[Stored items from a collection]
=====

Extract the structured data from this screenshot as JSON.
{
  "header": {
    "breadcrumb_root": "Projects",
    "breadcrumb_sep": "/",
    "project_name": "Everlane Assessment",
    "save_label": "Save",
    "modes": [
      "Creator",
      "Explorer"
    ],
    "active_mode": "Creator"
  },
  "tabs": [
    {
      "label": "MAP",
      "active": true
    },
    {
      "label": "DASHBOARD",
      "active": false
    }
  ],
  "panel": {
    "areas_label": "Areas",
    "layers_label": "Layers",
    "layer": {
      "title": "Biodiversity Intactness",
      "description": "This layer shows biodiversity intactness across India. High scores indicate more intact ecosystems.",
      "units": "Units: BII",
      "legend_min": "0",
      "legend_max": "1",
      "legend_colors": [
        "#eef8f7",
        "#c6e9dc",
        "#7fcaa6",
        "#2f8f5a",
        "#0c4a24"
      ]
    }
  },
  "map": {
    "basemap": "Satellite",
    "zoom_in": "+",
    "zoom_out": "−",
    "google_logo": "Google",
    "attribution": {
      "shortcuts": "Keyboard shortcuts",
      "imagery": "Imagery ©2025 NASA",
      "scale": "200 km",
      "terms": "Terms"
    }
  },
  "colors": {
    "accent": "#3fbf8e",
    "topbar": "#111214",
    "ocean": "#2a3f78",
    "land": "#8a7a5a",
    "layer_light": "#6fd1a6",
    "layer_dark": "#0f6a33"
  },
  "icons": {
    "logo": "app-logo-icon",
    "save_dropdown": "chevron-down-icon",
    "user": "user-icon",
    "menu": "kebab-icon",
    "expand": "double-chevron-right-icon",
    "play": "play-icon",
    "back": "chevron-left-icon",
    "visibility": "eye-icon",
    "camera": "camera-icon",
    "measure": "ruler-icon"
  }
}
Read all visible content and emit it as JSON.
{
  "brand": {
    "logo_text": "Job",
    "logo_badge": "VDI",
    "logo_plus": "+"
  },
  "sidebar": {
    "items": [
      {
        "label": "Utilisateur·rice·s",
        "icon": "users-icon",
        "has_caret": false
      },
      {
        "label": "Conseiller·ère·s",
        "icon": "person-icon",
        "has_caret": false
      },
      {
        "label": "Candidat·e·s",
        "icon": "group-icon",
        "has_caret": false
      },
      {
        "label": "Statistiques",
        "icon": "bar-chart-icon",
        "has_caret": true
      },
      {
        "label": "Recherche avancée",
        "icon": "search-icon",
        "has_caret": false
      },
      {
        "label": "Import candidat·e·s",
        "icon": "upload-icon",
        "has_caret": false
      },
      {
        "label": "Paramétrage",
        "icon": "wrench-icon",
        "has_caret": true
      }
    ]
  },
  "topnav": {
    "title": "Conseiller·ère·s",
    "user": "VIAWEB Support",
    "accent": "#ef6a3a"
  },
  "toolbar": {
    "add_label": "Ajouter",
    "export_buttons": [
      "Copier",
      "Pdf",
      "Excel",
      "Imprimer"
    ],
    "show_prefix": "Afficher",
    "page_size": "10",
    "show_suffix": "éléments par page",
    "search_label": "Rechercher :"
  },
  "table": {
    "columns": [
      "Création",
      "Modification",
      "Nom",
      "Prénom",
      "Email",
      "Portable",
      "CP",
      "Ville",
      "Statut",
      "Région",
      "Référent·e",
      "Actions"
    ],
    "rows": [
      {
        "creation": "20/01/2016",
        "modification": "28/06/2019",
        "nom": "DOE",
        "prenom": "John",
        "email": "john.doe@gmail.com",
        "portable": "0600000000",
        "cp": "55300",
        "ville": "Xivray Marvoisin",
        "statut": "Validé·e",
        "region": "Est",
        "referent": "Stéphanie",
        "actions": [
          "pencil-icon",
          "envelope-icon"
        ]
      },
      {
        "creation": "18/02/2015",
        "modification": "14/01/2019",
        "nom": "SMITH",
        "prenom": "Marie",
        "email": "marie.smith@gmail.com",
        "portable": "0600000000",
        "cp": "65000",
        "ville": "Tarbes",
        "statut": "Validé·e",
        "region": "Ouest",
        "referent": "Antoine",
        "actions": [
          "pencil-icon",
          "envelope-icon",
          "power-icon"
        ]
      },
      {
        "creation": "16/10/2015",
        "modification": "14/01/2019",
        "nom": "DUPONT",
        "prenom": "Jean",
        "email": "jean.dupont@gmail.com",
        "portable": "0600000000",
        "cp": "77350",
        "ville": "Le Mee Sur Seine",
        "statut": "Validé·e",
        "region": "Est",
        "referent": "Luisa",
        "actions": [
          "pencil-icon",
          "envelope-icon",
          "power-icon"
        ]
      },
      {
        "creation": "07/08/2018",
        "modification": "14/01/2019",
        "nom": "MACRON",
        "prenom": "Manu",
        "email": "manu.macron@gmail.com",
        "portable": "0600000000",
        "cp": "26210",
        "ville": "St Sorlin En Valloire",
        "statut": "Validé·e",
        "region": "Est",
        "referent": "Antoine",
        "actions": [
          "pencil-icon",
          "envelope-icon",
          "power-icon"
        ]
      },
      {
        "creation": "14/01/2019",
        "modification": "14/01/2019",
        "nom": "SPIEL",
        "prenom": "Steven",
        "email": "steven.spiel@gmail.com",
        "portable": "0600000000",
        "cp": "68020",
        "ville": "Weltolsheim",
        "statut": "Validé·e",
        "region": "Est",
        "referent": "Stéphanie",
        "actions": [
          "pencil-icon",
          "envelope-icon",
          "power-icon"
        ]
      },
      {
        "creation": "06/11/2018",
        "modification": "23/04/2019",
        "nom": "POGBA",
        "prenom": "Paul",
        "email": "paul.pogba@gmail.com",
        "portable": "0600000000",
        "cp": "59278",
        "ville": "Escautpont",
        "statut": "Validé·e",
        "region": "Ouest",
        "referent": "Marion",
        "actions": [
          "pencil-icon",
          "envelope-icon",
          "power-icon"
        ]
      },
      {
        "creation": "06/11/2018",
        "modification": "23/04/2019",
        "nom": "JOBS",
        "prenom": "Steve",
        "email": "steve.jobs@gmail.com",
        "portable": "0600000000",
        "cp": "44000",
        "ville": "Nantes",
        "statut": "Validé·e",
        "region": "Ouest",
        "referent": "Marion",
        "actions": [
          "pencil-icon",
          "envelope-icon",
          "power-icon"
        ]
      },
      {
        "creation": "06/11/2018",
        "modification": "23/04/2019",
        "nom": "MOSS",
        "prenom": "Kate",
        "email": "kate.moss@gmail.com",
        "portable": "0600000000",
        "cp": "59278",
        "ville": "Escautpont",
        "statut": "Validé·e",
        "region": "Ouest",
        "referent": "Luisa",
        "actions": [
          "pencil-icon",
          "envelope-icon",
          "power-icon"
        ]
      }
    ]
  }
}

=====

> Exercise details:
Give the complete listing a second time, exactly as it reads.

> Response to this exercise:
Extract the structured data from this screenshot as JSON.
{
  "header": {
    "breadcrumb_root": "Projects",
    "breadcrumb_sep": "/",
    "project_name": "Everlane Assessment",
    "save_label": "Save",
    "modes": [
      "Creator",
      "Explorer"
    ],
    "active_mode": "Creator"
  },
  "tabs": [
    {
      "label": "MAP",
      "active": true
    },
    {
      "label": "DASHBOARD",
      "active": false
    }
  ],
  "panel": {
    "areas_label": "Areas",
    "layers_label": "Layers",
    "layer": {
      "title": "Biodiversity Intactness",
      "description": "This layer shows biodiversity intactness across India. High scores indicate more intact ecosystems.",
      "units": "Units: BII",
      "legend_min": "0",
      "legend_max": "1",
      "legend_colors": [
        "#eef8f7",
        "#c6e9dc",
        "#7fcaa6",
        "#2f8f5a",
        "#0c4a24"
      ]
    }
  },
  "map": {
    "basemap": "Satellite",
    "zoom_in": "+",
    "zoom_out": "−",
    "google_logo": "Google",
    "attribution": {
      "shortcuts": "Keyboard shortcuts",
      "imagery": "Imagery ©2025 NASA",
      "scale": "200 km",
      "terms": "Terms"
    }
  },
  "colors": {
    "accent": "#3fbf8e",
    "topbar": "#111214",
    "ocean": "#2a3f78",
    "land": "#8a7a5a",
    "layer_light": "#6fd1a6",
    "layer_dark": "#0f6a33"
  },
  "icons": {
    "logo": "app-logo-icon",
    "save_dropdown": "chevron-down-icon",
    "user": "user-icon",
    "menu": "kebab-icon",
    "expand": "double-chevron-right-icon",
    "play": "play-icon",
    "back": "chevron-left-icon",
    "visibility": "eye-icon",
    "camera": "camera-icon",
    "measure": "ruler-icon"
  }
}
Read all visible content and emit it as JSON.
{
  "brand": {
    "logo_text": "Job",
    "logo_badge": "VDI",
    "logo_plus": "+"
  },
  "sidebar": {
    "items": [
      {
        "label": "Utilisateur·rice·s",
        "icon": "users-icon",
        "has_caret": false
      },
      {
        "label": "Conseiller·ère·s",
        "icon": "person-icon",
        "has_caret": false
      },
      {
        "label": "Candidat·e·s",
        "icon": "group-icon",
        "has_caret": false
      },
      {
        "label": "Statistiques",
        "icon": "bar-chart-icon",
        "has_caret": true
      },
      {
        "label": "Recherche avancée",
        "icon": "search-icon",
        "has_caret": false
      },
      {
        "label": "Import candidat·e·s",
        "icon": "upload-icon",
        "has_caret": false
      },
      {
        "label": "Paramétrage",
        "icon": "wrench-icon",
        "has_caret": true
      }
    ]
  },
  "topnav": {
    "title": "Conseiller·ère·s",
    "user": "VIAWEB Support",
    "accent": "#ef6a3a"
  },
  "toolbar": {
    "add_label": "Ajouter",
    "export_buttons": [
      "Copier",
      "Pdf",
      "Excel",
      "Imprimer"
    ],
    "show_prefix": "Afficher",
    "page_size": "10",
    "show_suffix": "éléments par page",
    "search_label": "Rechercher :"
  },
  "table": {
    "columns": [
      "Création",
      "Modification",
      "Nom",
      "Prénom",
      "Email",
      "Portable",
      "CP",
      "Ville",
      "Statut",
      "Région",
      "Référent·e",
      "Actions"
    ],
    "rows": [
      {
        "creation": "20/01/2016",
        "modification": "28/06/2019",
        "nom": "DOE",
        "prenom": "John",
        "email": "john.doe@gmail.com",
        "portable": "0600000000",
        "cp": "55300",
        "ville": "Xivray Marvoisin",
        "statut": "Validé·e",
        "region": "Est",
        "referent": "Stéphanie",
        "actions": [
          "pencil-icon",
          "envelope-icon"
        ]
      },
      {
        "creation": "18/02/2015",
        "modification": "14/01/2019",
        "nom": "SMITH",
        "prenom": "Marie",
        "email": "marie.smith@gmail.com",
        "portable": "0600000000",
        "cp": "65000",
        "ville": "Tarbes",
        "statut": "Validé·e",
        "region": "Ouest",
        "referent": "Antoine",
        "actions": [
          "pencil-icon",
          "envelope-icon",
          "power-icon"
        ]
      },
      {
        "creation": "16/10/2015",
        "modification": "14/01/2019",
        "nom": "DUPONT",
        "prenom": "Jean",
        "email": "jean.dupont@gmail.com",
        "portable": "0600000000",
        "cp": "77350",
        "ville": "Le Mee Sur Seine",
        "statut": "Validé·e",
        "region": "Est",
        "referent": "Luisa",
        "actions": [
          "pencil-icon",
          "envelope-icon",
          "power-icon"
        ]
      },
      {
        "creation": "07/08/2018",
        "modification": "14/01/2019",
        "nom": "MACRON",
        "prenom": "Manu",
        "email": "manu.macron@gmail.com",
        "portable": "0600000000",
        "cp": "26210",
        "ville": "St Sorlin En Valloire",
        "statut": "Validé·e",
        "region": "Est",
        "referent": "Antoine",
        "actions": [
          "pencil-icon",
          "envelope-icon",
          "power-icon"
        ]
      },
      {
        "creation": "14/01/2019",
        "modification": "14/01/2019",
        "nom": "SPIEL",
        "prenom": "Steven",
        "email": "steven.spiel@gmail.com",
        "portable": "0600000000",
        "cp": "68020",
        "ville": "Weltolsheim",
        "statut": "Validé·e",
        "region": "Est",
        "referent": "Stéphanie",
        "actions": [
          "pencil-icon",
          "envelope-icon",
          "power-icon"
        ]
      },
      {
        "creation": "06/11/2018",
        "modification": "23/04/2019",
        "nom": "POGBA",
        "prenom": "Paul",
        "email": "paul.pogba@gmail.com",
        "portable": "0600000000",
        "cp": "59278",
        "ville": "Escautpont",
        "statut": "Validé·e",
        "region": "Ouest",
        "referent": "Marion",
        "actions": [
          "pencil-icon",
          "envelope-icon",
          "power-icon"
        ]
      },
      {
        "creation": "06/11/2018",
        "modification": "23/04/2019",
        "nom": "JOBS",
        "prenom": "Steve",
        "email": "steve.jobs@gmail.com",
        "portable": "0600000000",
        "cp": "44000",
        "ville": "Nantes",
        "statut": "Validé·e",
        "region": "Ouest",
        "referent": "Marion",
        "actions": [
          "pencil-icon",
          "envelope-icon",
          "power-icon"
        ]
      },
      {
        "creation": "06/11/2018",
        "modification": "23/04/2019",
        "nom": "MOSS",
        "prenom": "Kate",
        "email": "kate.moss@gmail.com",
        "portable": "0600000000",
        "cp": "59278",
        "ville": "Escautpont",
        "statut": "Validé·e",
        "region": "Ouest",
        "referent": "Luisa",
        "actions": [
          "pencil-icon",
          "envelope-icon",
          "power-icon"
        ]
      }
    ]
  }
}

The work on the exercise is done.